*GOAL*
Retype all material exactly. Pictures stay out of the copy.

*Records from a dataset*
┏━━

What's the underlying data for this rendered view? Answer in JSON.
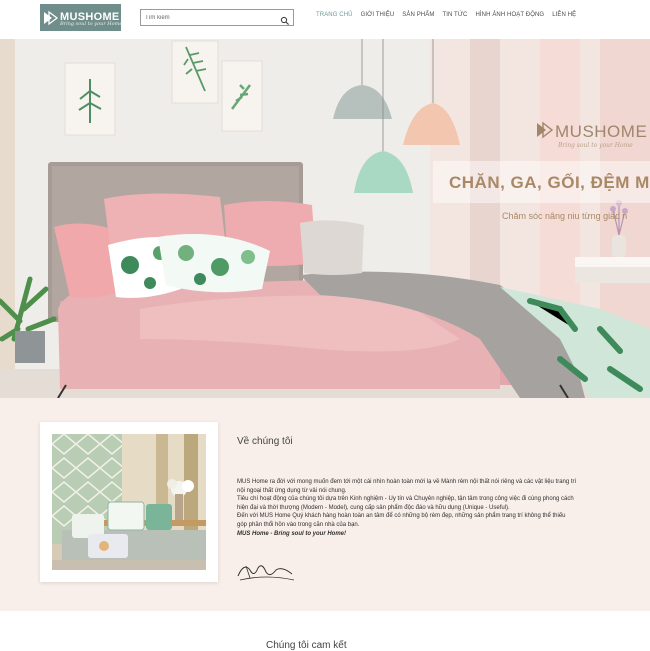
{
  "brand": {
    "name": "MUSHOME",
    "tagline": "Bring soul to your Home",
    "logo_bg": "#6f8d8a"
  },
  "search": {
    "placeholder": "Tìm kiếm"
  },
  "nav": {
    "items": [
      {
        "label": "TRANG CHỦ",
        "active": true
      },
      {
        "label": "GIỚI THIỆU",
        "active": false
      },
      {
        "label": "SẢN PHẨM",
        "active": false
      },
      {
        "label": "TIN TỨC",
        "active": false
      },
      {
        "label": "HÌNH ẢNH HOẠT ĐỘNG",
        "active": false
      },
      {
        "label": "LIÊN HỆ",
        "active": false
      }
    ],
    "active_color": "#6c9b95"
  },
  "hero": {
    "logo_text": "MUSHOME",
    "logo_tagline": "Bring soul to your Home",
    "title": "CHĂN, GA, GỐI, ĐỆM MU",
    "subtitle": "Chăm sóc nâng niu từng giấc n",
    "accent_color": "#a98866"
  },
  "about": {
    "heading": "Về chúng tôi",
    "paragraphs": [
      "MUS Home ra đời với mong muốn đem tới một cái nhìn hoàn toàn mới lạ về Mành rèm nội thất nói riêng và các vật liệu trang trí nội ngoại thất ứng dụng từ vải nói chung.",
      "Tiêu chí hoạt động của chúng tôi dựa trên Kinh nghiệm - Uy tín và Chuyên nghiệp, tận tâm trong công việc đi cùng phong cách hiện đại và thời thượng (Modern - Model), cung cấp sản phẩm độc đáo và hữu dụng (Unique - Useful).",
      "Đến với MUS Home Quý khách hàng hoàn toàn an tâm để có những bộ rèm đẹp, những sản phẩm trang trí không thể thiếu góp phần thổi hồn vào trong căn nhà của bạn."
    ],
    "slogan": "MUS Home - Bring soul to your Home!",
    "background": "#f8efea"
  },
  "commitment": {
    "heading": "Chúng tôi cam kết"
  }
}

┗━━

*FULL OUTPUT*
What's the underlying data for this rendered view? Answer in JSON.
{
  "brand": {
    "name": "MUSHOME",
    "tagline": "Bring soul to your Home",
    "logo_bg": "#6f8d8a"
  },
  "search": {
    "placeholder": "Tìm kiếm"
  },
  "nav": {
    "items": [
      {
        "label": "TRANG CHỦ",
        "active": true
      },
      {
        "label": "GIỚI THIỆU",
        "active": false
      },
      {
        "label": "SẢN PHẨM",
        "active": false
      },
      {
        "label": "TIN TỨC",
        "active": false
      },
      {
        "label": "HÌNH ẢNH HOẠT ĐỘNG",
        "active": false
      },
      {
        "label": "LIÊN HỆ",
        "active": false
      }
    ],
    "active_color": "#6c9b95"
  },
  "hero": {
    "logo_text": "MUSHOME",
    "logo_tagline": "Bring soul to your Home",
    "title": "CHĂN, GA, GỐI, ĐỆM MU",
    "subtitle": "Chăm sóc nâng niu từng giấc n",
    "accent_color": "#a98866"
  },
  "about": {
    "heading": "Về chúng tôi",
    "paragraphs": [
      "MUS Home ra đời với mong muốn đem tới một cái nhìn hoàn toàn mới lạ về Mành rèm nội thất nói riêng và các vật liệu trang trí nội ngoại thất ứng dụng từ vải nói chung.",
      "Tiêu chí hoạt động của chúng tôi dựa trên Kinh nghiệm - Uy tín và Chuyên nghiệp, tận tâm trong công việc đi cùng phong cách hiện đại và thời thượng (Modern - Model), cung cấp sản phẩm độc đáo và hữu dụng (Unique - Useful).",
      "Đến với MUS Home Quý khách hàng hoàn toàn an tâm để có những bộ rèm đẹp, những sản phẩm trang trí không thể thiếu góp phần thổi hồn vào trong căn nhà của bạn."
    ],
    "slogan": "MUS Home - Bring soul to your Home!",
    "background": "#f8efea"
  },
  "commitment": {
    "heading": "Chúng tôi cam kết"
  }
}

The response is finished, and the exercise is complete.